EXERCISE:
Send each entry back exactly as given, pictures excluded.

DATA ROWS:
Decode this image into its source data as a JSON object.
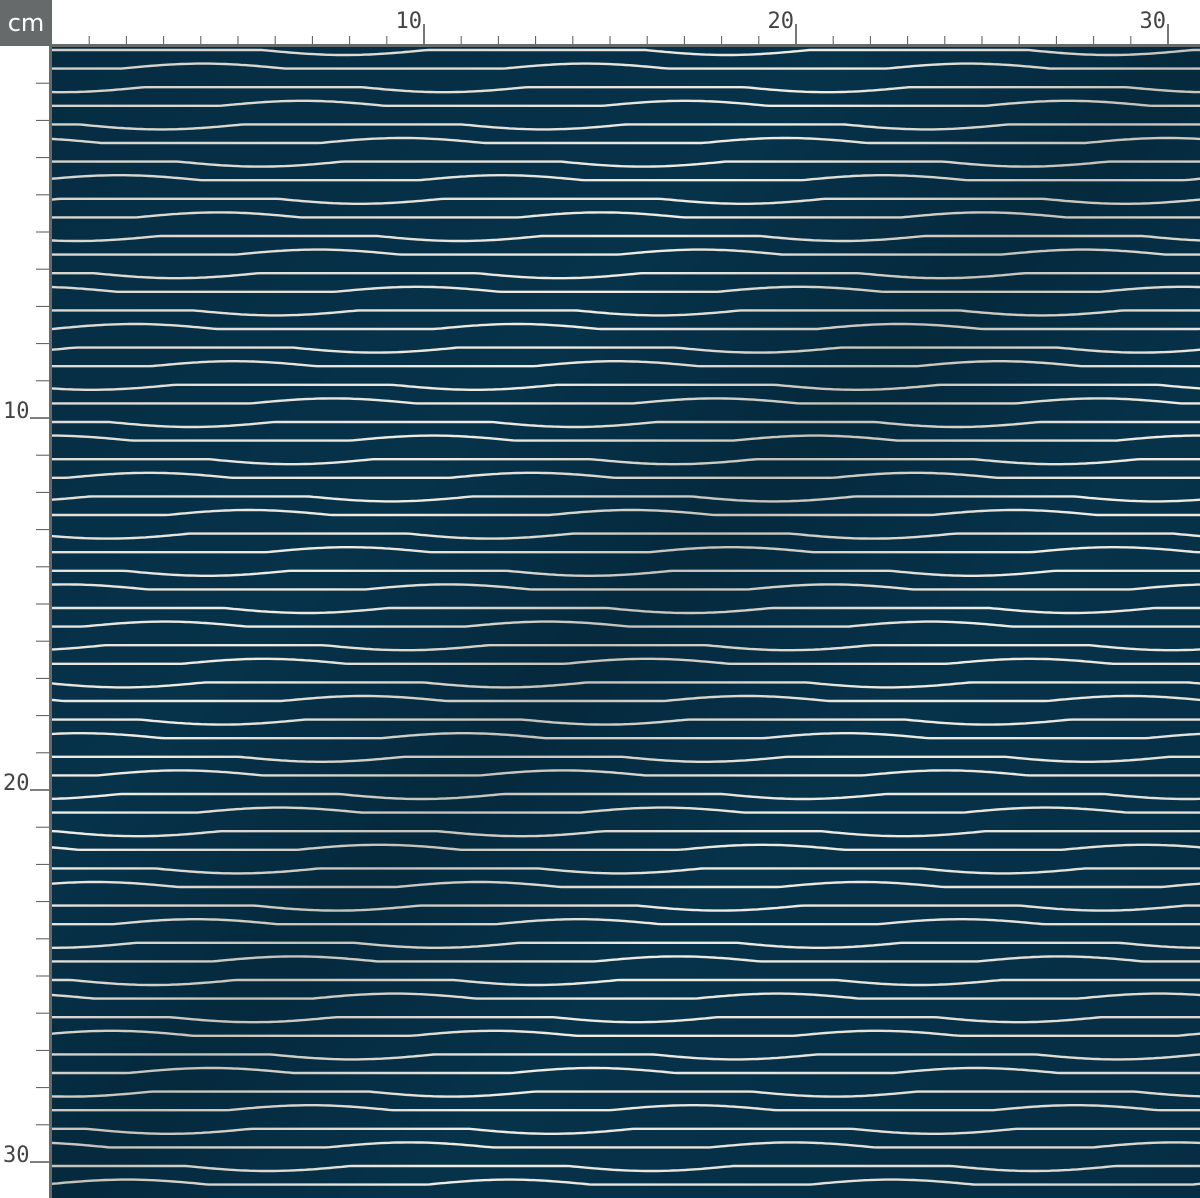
{
  "rulers": {
    "unit": "cm",
    "top_labels": [
      "10",
      "20",
      "30"
    ],
    "left_labels": [
      "10",
      "20",
      "30"
    ]
  },
  "swatch": {
    "background_color": "#06324a",
    "line_color": "#efece4",
    "pattern": "wavy horizontal lines"
  }
}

SOLUTION:
Decode this image into its source data as a JSON object.
{
  "rulers": {
    "unit": "cm",
    "top_labels": [
      "10",
      "20",
      "30"
    ],
    "left_labels": [
      "10",
      "20",
      "30"
    ]
  },
  "swatch": {
    "background_color": "#06324a",
    "line_color": "#efece4",
    "pattern": "wavy horizontal lines"
  }
}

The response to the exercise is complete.